Prompt →
Copy every line of the records below without changing anything.
_____
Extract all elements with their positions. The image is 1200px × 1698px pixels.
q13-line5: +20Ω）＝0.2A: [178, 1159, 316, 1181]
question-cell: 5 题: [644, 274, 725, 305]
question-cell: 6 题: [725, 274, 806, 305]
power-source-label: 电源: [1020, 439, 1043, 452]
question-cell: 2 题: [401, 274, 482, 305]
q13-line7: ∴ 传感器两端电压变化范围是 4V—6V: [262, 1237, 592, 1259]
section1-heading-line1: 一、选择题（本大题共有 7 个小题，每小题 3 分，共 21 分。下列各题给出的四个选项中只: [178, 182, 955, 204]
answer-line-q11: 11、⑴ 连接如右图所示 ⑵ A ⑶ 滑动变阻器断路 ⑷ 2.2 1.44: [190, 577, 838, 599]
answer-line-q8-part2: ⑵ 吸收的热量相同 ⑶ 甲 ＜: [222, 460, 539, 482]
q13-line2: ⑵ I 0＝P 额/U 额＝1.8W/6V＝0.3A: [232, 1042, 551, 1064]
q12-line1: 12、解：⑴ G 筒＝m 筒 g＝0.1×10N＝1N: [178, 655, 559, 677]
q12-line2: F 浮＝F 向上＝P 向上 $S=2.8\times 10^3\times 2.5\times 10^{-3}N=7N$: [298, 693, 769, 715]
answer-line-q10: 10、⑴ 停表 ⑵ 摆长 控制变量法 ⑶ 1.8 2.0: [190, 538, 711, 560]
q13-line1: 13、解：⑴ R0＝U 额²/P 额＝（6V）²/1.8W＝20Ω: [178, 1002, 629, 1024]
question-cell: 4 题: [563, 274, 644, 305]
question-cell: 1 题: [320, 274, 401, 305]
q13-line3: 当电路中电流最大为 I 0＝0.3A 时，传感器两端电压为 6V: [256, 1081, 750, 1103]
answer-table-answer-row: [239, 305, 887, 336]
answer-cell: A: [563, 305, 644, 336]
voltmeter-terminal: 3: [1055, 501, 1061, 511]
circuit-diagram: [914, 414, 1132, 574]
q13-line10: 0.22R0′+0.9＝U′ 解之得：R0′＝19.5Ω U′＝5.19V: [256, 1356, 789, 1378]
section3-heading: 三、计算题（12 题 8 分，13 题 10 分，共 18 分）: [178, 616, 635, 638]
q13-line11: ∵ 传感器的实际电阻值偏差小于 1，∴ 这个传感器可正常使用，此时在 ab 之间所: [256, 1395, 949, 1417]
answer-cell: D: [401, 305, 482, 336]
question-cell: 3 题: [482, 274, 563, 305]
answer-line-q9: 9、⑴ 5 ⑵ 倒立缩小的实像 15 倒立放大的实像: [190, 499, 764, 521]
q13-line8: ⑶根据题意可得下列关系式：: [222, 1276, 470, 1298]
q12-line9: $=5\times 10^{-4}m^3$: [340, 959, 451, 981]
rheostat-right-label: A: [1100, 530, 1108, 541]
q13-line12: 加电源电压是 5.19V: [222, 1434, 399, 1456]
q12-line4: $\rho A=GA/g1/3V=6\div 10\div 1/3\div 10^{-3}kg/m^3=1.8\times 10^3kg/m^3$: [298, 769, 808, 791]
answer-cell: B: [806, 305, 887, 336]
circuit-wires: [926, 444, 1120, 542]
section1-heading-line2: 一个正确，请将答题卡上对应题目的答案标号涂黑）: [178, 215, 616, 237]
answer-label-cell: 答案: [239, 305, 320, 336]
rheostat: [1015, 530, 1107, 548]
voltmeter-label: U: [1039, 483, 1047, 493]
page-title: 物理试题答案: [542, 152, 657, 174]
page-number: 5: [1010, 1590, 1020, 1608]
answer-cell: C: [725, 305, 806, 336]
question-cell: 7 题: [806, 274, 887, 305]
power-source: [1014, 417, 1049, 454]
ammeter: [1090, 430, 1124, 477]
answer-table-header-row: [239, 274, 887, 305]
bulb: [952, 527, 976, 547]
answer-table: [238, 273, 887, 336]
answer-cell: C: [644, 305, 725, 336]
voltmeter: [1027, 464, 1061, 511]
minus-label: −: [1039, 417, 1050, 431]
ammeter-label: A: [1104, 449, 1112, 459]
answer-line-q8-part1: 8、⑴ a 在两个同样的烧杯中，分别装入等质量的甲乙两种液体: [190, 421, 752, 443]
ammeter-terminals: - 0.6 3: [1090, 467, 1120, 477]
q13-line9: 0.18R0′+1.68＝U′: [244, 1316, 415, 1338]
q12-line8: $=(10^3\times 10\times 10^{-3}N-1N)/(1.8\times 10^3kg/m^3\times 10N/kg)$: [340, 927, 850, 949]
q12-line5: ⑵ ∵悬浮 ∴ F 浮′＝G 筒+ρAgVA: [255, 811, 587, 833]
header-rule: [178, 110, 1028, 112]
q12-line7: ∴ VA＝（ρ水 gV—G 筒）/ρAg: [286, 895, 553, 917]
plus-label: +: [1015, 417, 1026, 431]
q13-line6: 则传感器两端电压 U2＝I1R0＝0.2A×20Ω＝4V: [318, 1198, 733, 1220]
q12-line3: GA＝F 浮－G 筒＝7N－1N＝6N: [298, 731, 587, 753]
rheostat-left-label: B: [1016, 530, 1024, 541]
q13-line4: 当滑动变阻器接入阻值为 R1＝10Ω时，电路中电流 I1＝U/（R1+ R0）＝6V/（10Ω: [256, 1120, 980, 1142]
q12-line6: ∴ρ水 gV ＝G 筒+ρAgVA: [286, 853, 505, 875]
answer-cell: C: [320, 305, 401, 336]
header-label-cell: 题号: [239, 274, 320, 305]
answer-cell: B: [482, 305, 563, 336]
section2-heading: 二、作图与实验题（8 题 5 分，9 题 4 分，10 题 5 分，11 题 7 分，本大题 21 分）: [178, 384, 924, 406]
_____
Correct result →
Extract all elements with their positions. The image is 1200px × 1698px pixels.
q13-line5: +20Ω）＝0.2A: [178, 1159, 316, 1181]
question-cell: 5 题: [644, 274, 725, 305]
question-cell: 6 题: [725, 274, 806, 305]
power-source-label: 电源: [1020, 439, 1043, 452]
question-cell: 2 题: [401, 274, 482, 305]
q13-line7: ∴ 传感器两端电压变化范围是 4V—6V: [262, 1237, 592, 1259]
section1-heading-line1: 一、选择题（本大题共有 7 个小题，每小题 3 分，共 21 分。下列各题给出的四个选项中只: [178, 182, 955, 204]
answer-line-q11: 11、⑴ 连接如右图所示 ⑵ A ⑶ 滑动变阻器断路 ⑷ 2.2 1.44: [190, 577, 838, 599]
answer-line-q8-part2: ⑵ 吸收的热量相同 ⑶ 甲 ＜: [222, 460, 539, 482]
q13-line2: ⑵ I 0＝P 额/U 额＝1.8W/6V＝0.3A: [232, 1042, 551, 1064]
q12-line1: 12、解：⑴ G 筒＝m 筒 g＝0.1×10N＝1N: [178, 655, 559, 677]
q12-line2: F 浮＝F 向上＝P 向上 $S=2.8\times 10^3\times 2.5\times 10^{-3}N=7N$: [298, 693, 769, 715]
answer-line-q10: 10、⑴ 停表 ⑵ 摆长 控制变量法 ⑶ 1.8 2.0: [190, 538, 711, 560]
q13-line1: 13、解：⑴ R0＝U 额²/P 额＝（6V）²/1.8W＝20Ω: [178, 1002, 629, 1024]
question-cell: 4 题: [563, 274, 644, 305]
question-cell: 1 题: [320, 274, 401, 305]
q13-line3: 当电路中电流最大为 I 0＝0.3A 时，传感器两端电压为 6V: [256, 1081, 750, 1103]
answer-table-answer-row: [239, 305, 887, 336]
answer-cell: A: [563, 305, 644, 336]
voltmeter-terminal: 3: [1055, 501, 1061, 511]
circuit-diagram: [914, 414, 1132, 574]
q13-line10: 0.22R0′+0.9＝U′ 解之得：R0′＝19.5Ω U′＝5.19V: [256, 1356, 789, 1378]
section3-heading: 三、计算题（12 题 8 分，13 题 10 分，共 18 分）: [178, 616, 635, 638]
q13-line11: ∵ 传感器的实际电阻值偏差小于 1，∴ 这个传感器可正常使用，此时在 ab 之间所: [256, 1395, 949, 1417]
answer-cell: D: [401, 305, 482, 336]
question-cell: 3 题: [482, 274, 563, 305]
answer-line-q9: 9、⑴ 5 ⑵ 倒立缩小的实像 15 倒立放大的实像: [190, 499, 764, 521]
q13-line8: ⑶根据题意可得下列关系式：: [222, 1276, 470, 1298]
q12-line9: $=5\times 10^{-4}m^3$: [340, 959, 451, 981]
rheostat-right-label: A: [1100, 530, 1108, 541]
q13-line12: 加电源电压是 5.19V: [222, 1434, 399, 1456]
q12-line4: $\rho A=GA/g1/3V=6\div 10\div 1/3\div 10^{-3}kg/m^3=1.8\times 10^3kg/m^3$: [298, 769, 808, 791]
answer-cell: B: [806, 305, 887, 336]
circuit-wires: [926, 444, 1120, 542]
section1-heading-line2: 一个正确，请将答题卡上对应题目的答案标号涂黑）: [178, 215, 616, 237]
answer-label-cell: 答案: [239, 305, 320, 336]
rheostat: [1015, 530, 1107, 548]
voltmeter-label: U: [1039, 483, 1047, 493]
page-title: 物理试题答案: [542, 152, 657, 174]
page-number: 5: [1010, 1590, 1020, 1608]
answer-cell: C: [725, 305, 806, 336]
question-cell: 7 题: [806, 274, 887, 305]
power-source: [1014, 417, 1049, 454]
ammeter: [1090, 430, 1124, 477]
answer-table-header-row: [239, 274, 887, 305]
bulb: [952, 527, 976, 547]
answer-table: [238, 273, 887, 336]
answer-cell: C: [644, 305, 725, 336]
voltmeter: [1027, 464, 1061, 511]
minus-label: −: [1039, 417, 1050, 431]
ammeter-label: A: [1104, 449, 1112, 459]
answer-line-q8-part1: 8、⑴ a 在两个同样的烧杯中，分别装入等质量的甲乙两种液体: [190, 421, 752, 443]
ammeter-terminals: - 0.6 3: [1090, 467, 1120, 477]
q13-line9: 0.18R0′+1.68＝U′: [244, 1316, 415, 1338]
q12-line8: $=(10^3\times 10\times 10^{-3}N-1N)/(1.8\times 10^3kg/m^3\times 10N/kg)$: [340, 927, 850, 949]
q12-line5: ⑵ ∵悬浮 ∴ F 浮′＝G 筒+ρAgVA: [255, 811, 587, 833]
header-rule: [178, 110, 1028, 112]
q12-line7: ∴ VA＝（ρ水 gV—G 筒）/ρAg: [286, 895, 553, 917]
plus-label: +: [1015, 417, 1026, 431]
q13-line6: 则传感器两端电压 U2＝I1R0＝0.2A×20Ω＝4V: [318, 1198, 733, 1220]
q12-line3: GA＝F 浮－G 筒＝7N－1N＝6N: [298, 731, 587, 753]
rheostat-left-label: B: [1016, 530, 1024, 541]
q13-line4: 当滑动变阻器接入阻值为 R1＝10Ω时，电路中电流 I1＝U/（R1+ R0）＝6V/（10Ω: [256, 1120, 980, 1142]
q12-line6: ∴ρ水 gV ＝G 筒+ρAgVA: [286, 853, 505, 875]
answer-cell: C: [320, 305, 401, 336]
header-label-cell: 题号: [239, 274, 320, 305]
answer-cell: B: [482, 305, 563, 336]
section2-heading: 二、作图与实验题（8 题 5 分，9 题 4 分，10 题 5 分，11 题 7 分，本大题 21 分）: [178, 384, 924, 406]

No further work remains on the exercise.